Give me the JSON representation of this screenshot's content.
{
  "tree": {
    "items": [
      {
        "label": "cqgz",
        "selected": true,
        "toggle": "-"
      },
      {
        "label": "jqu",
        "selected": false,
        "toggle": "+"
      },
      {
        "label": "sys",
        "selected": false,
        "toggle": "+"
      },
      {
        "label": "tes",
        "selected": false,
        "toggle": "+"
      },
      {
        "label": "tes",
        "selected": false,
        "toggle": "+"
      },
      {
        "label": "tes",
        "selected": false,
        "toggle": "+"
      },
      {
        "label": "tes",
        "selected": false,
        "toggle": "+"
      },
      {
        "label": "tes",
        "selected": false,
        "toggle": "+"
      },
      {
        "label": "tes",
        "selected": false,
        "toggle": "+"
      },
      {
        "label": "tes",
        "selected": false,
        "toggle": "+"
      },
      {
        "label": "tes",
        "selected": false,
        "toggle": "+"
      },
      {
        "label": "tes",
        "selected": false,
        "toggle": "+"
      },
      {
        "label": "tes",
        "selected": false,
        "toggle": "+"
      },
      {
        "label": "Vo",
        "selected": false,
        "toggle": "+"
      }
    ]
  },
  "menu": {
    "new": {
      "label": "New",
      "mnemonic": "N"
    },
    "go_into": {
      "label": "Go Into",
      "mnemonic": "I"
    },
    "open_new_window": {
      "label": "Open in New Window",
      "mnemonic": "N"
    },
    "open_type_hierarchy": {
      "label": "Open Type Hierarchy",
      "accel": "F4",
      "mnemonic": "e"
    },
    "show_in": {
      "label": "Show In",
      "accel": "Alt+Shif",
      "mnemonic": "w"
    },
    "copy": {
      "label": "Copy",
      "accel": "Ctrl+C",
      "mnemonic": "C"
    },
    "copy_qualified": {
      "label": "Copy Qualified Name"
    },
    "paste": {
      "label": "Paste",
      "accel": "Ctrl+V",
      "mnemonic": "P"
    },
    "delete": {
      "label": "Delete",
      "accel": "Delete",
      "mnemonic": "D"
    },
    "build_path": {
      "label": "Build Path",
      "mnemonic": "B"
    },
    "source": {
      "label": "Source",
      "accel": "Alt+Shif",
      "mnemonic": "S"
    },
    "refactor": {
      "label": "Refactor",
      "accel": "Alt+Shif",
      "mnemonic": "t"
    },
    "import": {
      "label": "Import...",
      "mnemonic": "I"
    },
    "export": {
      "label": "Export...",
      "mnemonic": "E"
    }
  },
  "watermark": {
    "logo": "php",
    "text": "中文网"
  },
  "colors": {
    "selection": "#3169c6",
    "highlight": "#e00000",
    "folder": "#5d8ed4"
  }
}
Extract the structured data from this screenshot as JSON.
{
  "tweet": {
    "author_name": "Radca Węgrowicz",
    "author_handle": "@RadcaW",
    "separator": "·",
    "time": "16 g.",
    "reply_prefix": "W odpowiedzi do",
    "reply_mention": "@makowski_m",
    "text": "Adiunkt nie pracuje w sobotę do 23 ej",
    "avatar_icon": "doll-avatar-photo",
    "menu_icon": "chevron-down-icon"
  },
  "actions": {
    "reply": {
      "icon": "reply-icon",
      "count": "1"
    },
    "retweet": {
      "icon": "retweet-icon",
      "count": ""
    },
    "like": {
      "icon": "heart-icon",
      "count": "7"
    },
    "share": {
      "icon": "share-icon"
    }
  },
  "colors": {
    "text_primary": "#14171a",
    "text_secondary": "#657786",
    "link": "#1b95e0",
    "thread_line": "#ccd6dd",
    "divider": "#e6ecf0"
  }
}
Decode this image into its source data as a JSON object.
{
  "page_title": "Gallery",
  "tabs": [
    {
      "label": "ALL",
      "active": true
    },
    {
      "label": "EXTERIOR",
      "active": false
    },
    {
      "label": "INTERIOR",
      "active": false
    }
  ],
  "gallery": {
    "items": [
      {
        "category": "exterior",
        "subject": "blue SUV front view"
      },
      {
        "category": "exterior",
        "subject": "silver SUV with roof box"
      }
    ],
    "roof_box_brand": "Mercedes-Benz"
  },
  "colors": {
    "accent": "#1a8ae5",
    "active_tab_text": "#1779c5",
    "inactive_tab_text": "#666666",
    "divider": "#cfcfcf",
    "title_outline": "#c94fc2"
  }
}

▶ _WHAT TO DO_
Return the material in full, exactly as shown.

▶ _OUTPUT OF THE TASK_
Give me the JSON representation of this screenshot's content.
{
  "tree": {
    "items": [
      {
        "label": "cqgz",
        "selected": true,
        "toggle": "-"
      },
      {
        "label": "jqu",
        "selected": false,
        "toggle": "+"
      },
      {
        "label": "sys",
        "selected": false,
        "toggle": "+"
      },
      {
        "label": "tes",
        "selected": false,
        "toggle": "+"
      },
      {
        "label": "tes",
        "selected": false,
        "toggle": "+"
      },
      {
        "label": "tes",
        "selected": false,
        "toggle": "+"
      },
      {
        "label": "tes",
        "selected": false,
        "toggle": "+"
      },
      {
        "label": "tes",
        "selected": false,
        "toggle": "+"
      },
      {
        "label": "tes",
        "selected": false,
        "toggle": "+"
      },
      {
        "label": "tes",
        "selected": false,
        "toggle": "+"
      },
      {
        "label": "tes",
        "selected": false,
        "toggle": "+"
      },
      {
        "label": "tes",
        "selected": false,
        "toggle": "+"
      },
      {
        "label": "tes",
        "selected": false,
        "toggle": "+"
      },
      {
        "label": "Vo",
        "selected": false,
        "toggle": "+"
      }
    ]
  },
  "menu": {
    "new": {
      "label": "New",
      "mnemonic": "N"
    },
    "go_into": {
      "label": "Go Into",
      "mnemonic": "I"
    },
    "open_new_window": {
      "label": "Open in New Window",
      "mnemonic": "N"
    },
    "open_type_hierarchy": {
      "label": "Open Type Hierarchy",
      "accel": "F4",
      "mnemonic": "e"
    },
    "show_in": {
      "label": "Show In",
      "accel": "Alt+Shif",
      "mnemonic": "w"
    },
    "copy": {
      "label": "Copy",
      "accel": "Ctrl+C",
      "mnemonic": "C"
    },
    "copy_qualified": {
      "label": "Copy Qualified Name"
    },
    "paste": {
      "label": "Paste",
      "accel": "Ctrl+V",
      "mnemonic": "P"
    },
    "delete": {
      "label": "Delete",
      "accel": "Delete",
      "mnemonic": "D"
    },
    "build_path": {
      "label": "Build Path",
      "mnemonic": "B"
    },
    "source": {
      "label": "Source",
      "accel": "Alt+Shif",
      "mnemonic": "S"
    },
    "refactor": {
      "label": "Refactor",
      "accel": "Alt+Shif",
      "mnemonic": "t"
    },
    "import": {
      "label": "Import...",
      "mnemonic": "I"
    },
    "export": {
      "label": "Export...",
      "mnemonic": "E"
    }
  },
  "watermark": {
    "logo": "php",
    "text": "中文网"
  },
  "colors": {
    "selection": "#3169c6",
    "highlight": "#e00000",
    "folder": "#5d8ed4"
  }
}
Extract the structured data from this screenshot as JSON.
{
  "tweet": {
    "author_name": "Radca Węgrowicz",
    "author_handle": "@RadcaW",
    "separator": "·",
    "time": "16 g.",
    "reply_prefix": "W odpowiedzi do",
    "reply_mention": "@makowski_m",
    "text": "Adiunkt nie pracuje w sobotę do 23 ej",
    "avatar_icon": "doll-avatar-photo",
    "menu_icon": "chevron-down-icon"
  },
  "actions": {
    "reply": {
      "icon": "reply-icon",
      "count": "1"
    },
    "retweet": {
      "icon": "retweet-icon",
      "count": ""
    },
    "like": {
      "icon": "heart-icon",
      "count": "7"
    },
    "share": {
      "icon": "share-icon"
    }
  },
  "colors": {
    "text_primary": "#14171a",
    "text_secondary": "#657786",
    "link": "#1b95e0",
    "thread_line": "#ccd6dd",
    "divider": "#e6ecf0"
  }
}
Decode this image into its source data as a JSON object.
{
  "page_title": "Gallery",
  "tabs": [
    {
      "label": "ALL",
      "active": true
    },
    {
      "label": "EXTERIOR",
      "active": false
    },
    {
      "label": "INTERIOR",
      "active": false
    }
  ],
  "gallery": {
    "items": [
      {
        "category": "exterior",
        "subject": "blue SUV front view"
      },
      {
        "category": "exterior",
        "subject": "silver SUV with roof box"
      }
    ],
    "roof_box_brand": "Mercedes-Benz"
  },
  "colors": {
    "accent": "#1a8ae5",
    "active_tab_text": "#1779c5",
    "inactive_tab_text": "#666666",
    "divider": "#cfcfcf",
    "title_outline": "#c94fc2"
  }
}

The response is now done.